* Your goal *
Can you find the lines of the listing that include "JSON" and copy every one?

─── Extracted data

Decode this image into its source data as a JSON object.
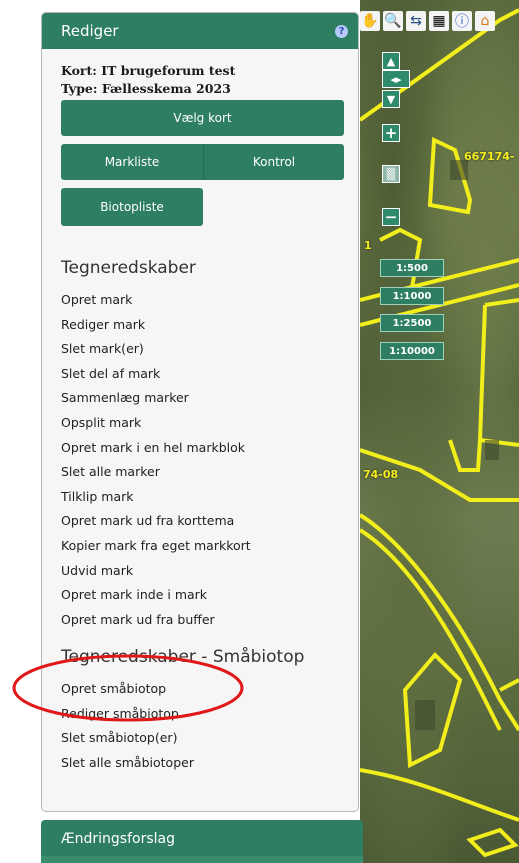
{
  "panel": {
    "title": "Rediger",
    "kort_line": "Kort: IT brugeforum test",
    "type_line": "Type: Fællesskema 2023",
    "buttons": {
      "vaelg_kort": "Vælg kort",
      "markliste": "Markliste",
      "kontrol": "Kontrol",
      "biotopliste": "Biotopliste"
    },
    "section1": {
      "heading": "Tegneredskaber",
      "items": [
        "Opret mark",
        "Rediger mark",
        "Slet mark(er)",
        "Slet del af mark",
        "Sammenlæg marker",
        "Opsplit mark",
        "Opret mark i en hel markblok",
        "Slet alle marker",
        "Tilklip mark",
        "Opret mark ud fra korttema",
        "Kopier mark fra eget markkort",
        "Udvid mark",
        "Opret mark inde i mark",
        "Opret mark ud fra buffer"
      ]
    },
    "section2": {
      "heading": "Tegneredskaber - Småbiotop",
      "items": [
        "Opret småbiotop",
        "Rediger småbiotop",
        "Slet småbiotop(er)",
        "Slet alle småbiotoper"
      ]
    }
  },
  "bottom": {
    "aendringsforslag": "Ændringsforslag"
  },
  "map": {
    "scales": [
      "1:500",
      "1:1000",
      "1:2500",
      "1:10000"
    ],
    "labels": {
      "top_right": "667174-",
      "mid_left": "74-08",
      "edge": "1"
    },
    "toolbar_icons": [
      "pan-hand-icon",
      "zoom-icon",
      "measure-icon",
      "print-icon",
      "info-icon",
      "home-icon"
    ]
  },
  "colors": {
    "accent": "#2e7f62",
    "field_outline": "#f2ee1c",
    "highlight_circle": "#e01818"
  }
}
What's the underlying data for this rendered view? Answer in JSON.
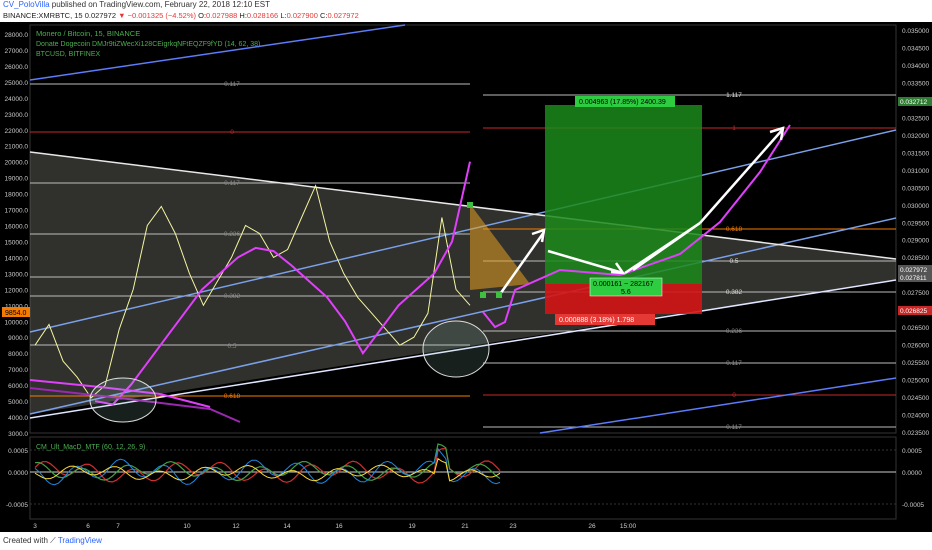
{
  "header": {
    "user": "CV_PoloVilla",
    "published": "published on TradingView.com, February 22, 2018 12:10 EST"
  },
  "infobar": {
    "symbol": "BINANCE:XMRBTC, 15",
    "last": "0.027972",
    "arrow": "▼",
    "change": "−0.001325 (−4.52%)",
    "o_label": "O:",
    "o_val": "0.027988",
    "h_label": "H:",
    "h_val": "0.028166",
    "l_label": "L:",
    "l_val": "0.027900",
    "c_label": "C:",
    "c_val": "0.027972"
  },
  "legend": {
    "main": "Monero / Bitcoin, 15, BINANCE",
    "donate": "Donate Dogecoin DMJr9tiZWecXi128CEigrkqNFtEQZF9fYD (14, 62, 38)",
    "btc": "BTCUSD, BITFINEX",
    "macd": "CM_Ult_MacD_MTF (60, 12, 26, 9)"
  },
  "footer": {
    "created": "Created with",
    "brand": "TradingView"
  },
  "chart_data": {
    "type": "line",
    "title": "Monero / Bitcoin, 15, BINANCE",
    "left_axis": {
      "ticks": [
        "28000.0",
        "27000.0",
        "26000.0",
        "25000.0",
        "24000.0",
        "23000.0",
        "22000.0",
        "21000.0",
        "20000.0",
        "19000.0",
        "18000.0",
        "17000.0",
        "16000.0",
        "15000.0",
        "14000.0",
        "13000.0",
        "12000.0",
        "11000.0",
        "10000.0",
        "9000.0",
        "8000.0",
        "7000.0",
        "6000.0",
        "5000.0",
        "4000.0",
        "3000.0"
      ],
      "current": "9854.0"
    },
    "right_axis": {
      "ticks": [
        "0.035000",
        "0.034500",
        "0.034000",
        "0.033500",
        "0.033000",
        "0.032500",
        "0.032000",
        "0.031500",
        "0.031000",
        "0.030500",
        "0.030000",
        "0.029500",
        "0.029000",
        "0.028500",
        "0.028000",
        "0.027500",
        "0.027000",
        "0.026500",
        "0.026000",
        "0.025500",
        "0.025000",
        "0.024500",
        "0.024000",
        "0.023500"
      ],
      "price_tags": [
        {
          "text": "0.032712",
          "color": "#2e7d32"
        },
        {
          "text": "0.027972",
          "color": "#555555"
        },
        {
          "text": "0.027811",
          "color": "#555555"
        },
        {
          "text": "0.026825",
          "color": "#c62828"
        }
      ]
    },
    "macd_axis": [
      "0.0005",
      "0.0000",
      "-0.0005"
    ],
    "macd_right_axis": [
      "0.0005",
      "0.0000",
      "-0.0005"
    ],
    "x_ticks": [
      "3",
      "6",
      "7",
      "10",
      "12",
      "14",
      "16",
      "19",
      "21",
      "23",
      "26",
      "15:00"
    ],
    "fib_left": [
      "0.117",
      "0",
      "0.117",
      "0.236",
      "0.382",
      "0.5",
      "0.618"
    ],
    "fib_right": [
      "1.117",
      "1",
      "0.618",
      "0.5",
      "0.382",
      "0.236",
      "0.117",
      "0",
      "0.117"
    ],
    "position": {
      "target": "0.004963 (17.85%) 2400.39",
      "stop": "0.000888 (3.18%) 1.798",
      "entry": "0.000161 ~ 282167",
      "ratio": "5.6"
    },
    "series": [
      {
        "color": "#f5f5a0",
        "values": [
          8500,
          9800,
          7500,
          6500,
          5200,
          6000,
          9500,
          12000,
          16000,
          17200,
          15500,
          13000,
          11000,
          12500,
          14000,
          16000,
          15500,
          14000,
          14500,
          16500,
          18500,
          15000,
          13000,
          11500,
          10500,
          9500,
          8500,
          9000,
          10500,
          16500,
          12000,
          11000
        ]
      },
      {
        "color": "#e040fb",
        "values": [
          5000,
          4800,
          6000,
          7500,
          9000,
          10500,
          12000,
          13000,
          14000,
          14600,
          14400,
          13500,
          12500,
          11500,
          10000,
          8000,
          9500,
          11000,
          12000,
          13000,
          15000,
          20000
        ]
      }
    ]
  }
}
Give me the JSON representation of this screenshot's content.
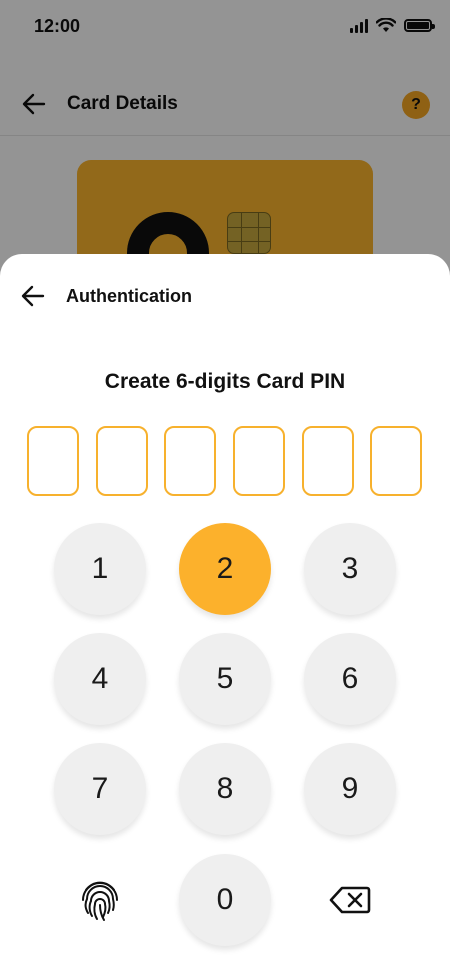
{
  "status_bar": {
    "time": "12:00"
  },
  "background_screen": {
    "header": {
      "title": "Card Details",
      "help_label": "?"
    }
  },
  "sheet": {
    "title": "Authentication",
    "heading": "Create 6-digits Card PIN",
    "pin_length": 6
  },
  "keypad": {
    "keys": [
      "1",
      "2",
      "3",
      "4",
      "5",
      "6",
      "7",
      "8",
      "9",
      "0"
    ],
    "active_key": "2"
  },
  "colors": {
    "accent": "#fcb12c",
    "key_background": "#efefef",
    "overlay": "rgba(0,0,0,0.42)"
  },
  "icons": {
    "back": "arrow-left-icon",
    "help": "question-icon",
    "biometric": "fingerprint-icon",
    "delete": "backspace-icon"
  }
}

──────

* Result of this exercise *
Decode this image into its source data as a JSON object.
What's the underlying data for this rendered view? Answer in JSON.
Give me the JSON representation of this screenshot's content.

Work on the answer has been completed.